=== Text passage ===

Each resource carries a vector clock for ordering:

message ResourceVersion {
  // Logical clock per controller
  map<string, uint64> vector_clock = 1;

  // Wall clock timestamp (for tie-breaking)
  int64 timestamp = 2;

  // Controller that last modified
  string last_writer = 3;
}

Agent Failover

Failover State Machine

stateDiagram-v2
    [*] --> ConnectedPrimary: Start

    ConnectedPrimary --> CheckingPrimary: Health Check Failed
    CheckingPrimary --> ConnectedPrimary: Health Check OK
    CheckingPrimary --> FailingOver: Threshold Exceeded

    FailingOver --> ConnectedSecondary: Secondary Connected
    FailingOver --> Disconnected: All Controllers Unavailable

    ConnectedSecondary --> RecoveryCheck: Recovery Timer
    RecoveryCheck --> ConnectedSecondary: Primary Still Down
    RecoveryCheck --> ReturningToPrimary: Primary Available

    ReturningToPrimary --> ConnectedPrimary: Handover Complete
    ReturningToPrimary --> ConnectedSecondary: Handover Failed

    Disconnected --> FailingOver: Retry Timer
    Disconnected --> AutonomousMode: Extended Outage

    AutonomousMode --> FailingOver: Controller Detected

Autonomous Mode

When all controllers are unavailable, agents enter Autonomous Mode:

  1. Continue serving traffic with last known configuration
  2. Persist configuration to disk for restart resilience
  3. Local VIP coordination via agent-to-agent communication
  4. Queue local changes (health status, metrics) for later sync
agent:
  autonomousMode:
    # Enable autonomous operation when disconnected
    enabled: true
    # Path to persist configuration
    configPath: "/var/lib/novaedge/config.json"

===

> **Task list**
**1)** Reproduce the agent failover text word for word, from "Each resource carries" down to "timestamp (for tie-breaking)".
**2)** Extend the agent failover text, picking up right after the last line shown.

=== Dataset content ===

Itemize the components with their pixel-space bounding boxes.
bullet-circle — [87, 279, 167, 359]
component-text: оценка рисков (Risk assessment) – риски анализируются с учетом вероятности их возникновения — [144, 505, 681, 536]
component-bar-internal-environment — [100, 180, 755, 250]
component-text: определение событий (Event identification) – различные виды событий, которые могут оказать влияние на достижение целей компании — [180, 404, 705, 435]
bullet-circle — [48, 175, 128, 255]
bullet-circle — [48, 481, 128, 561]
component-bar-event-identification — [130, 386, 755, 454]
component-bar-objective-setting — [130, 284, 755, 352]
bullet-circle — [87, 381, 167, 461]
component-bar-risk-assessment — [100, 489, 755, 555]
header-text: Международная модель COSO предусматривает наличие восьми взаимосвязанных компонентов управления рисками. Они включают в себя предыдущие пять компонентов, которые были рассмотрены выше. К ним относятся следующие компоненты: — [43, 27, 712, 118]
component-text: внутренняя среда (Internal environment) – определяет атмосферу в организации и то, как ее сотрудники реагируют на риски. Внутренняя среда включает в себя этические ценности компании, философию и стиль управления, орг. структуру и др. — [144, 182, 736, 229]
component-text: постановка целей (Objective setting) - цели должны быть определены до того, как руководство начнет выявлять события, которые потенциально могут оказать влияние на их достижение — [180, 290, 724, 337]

===

> **The replies**
**1)**
Each resource carries a vector clock for ordering:

message ResourceVersion {
  // Logical clock per controller
  map<string, uint64> vector_clock = 1;

  // Wall clock timestamp (for tie-breaking)

**2)**
    # Enable agent-to-agent VIP coordination
    localVIPCoordination: true
    # How long to keep queued updates
    queueRetention: "24h"

gRPC Service Extensions

Federation Service

New gRPC service for controller-to-controller communication:

service FederationService {
  // Full state sync (initial connection)
  rpc FullSync(FullSyncRequest) returns (FullSyncResponse);

  // Incremental sync (ongoing)
  rpc IncrementalSync(IncrementalSyncRequest) returns (IncrementalSyncResponse);

  // Push change to peer (real-time)
  rpc PushChange(stream ChangeEvent) returns (stream ChangeAck);

  // Health check
  rpc Ping(PingRequest) returns (PingResponse);

  // Get federation status
  rpc GetFederationStatus(GetFederationStatusRequest) returns (FederationStatus);
}

message FullSyncRequest {
  string federation_id = 1;
  string member_id = 2;
  map<string, uint64> vector_clock = 3;
}

message FullSyncResponse {
  repeated ResourceSnapshot resources = 1;
  map<string, uint64> vector_clock = 2;
}

message ChangeEvent {
  string resource_type = 1;  // ProxyGateway, ProxyRoute, etc.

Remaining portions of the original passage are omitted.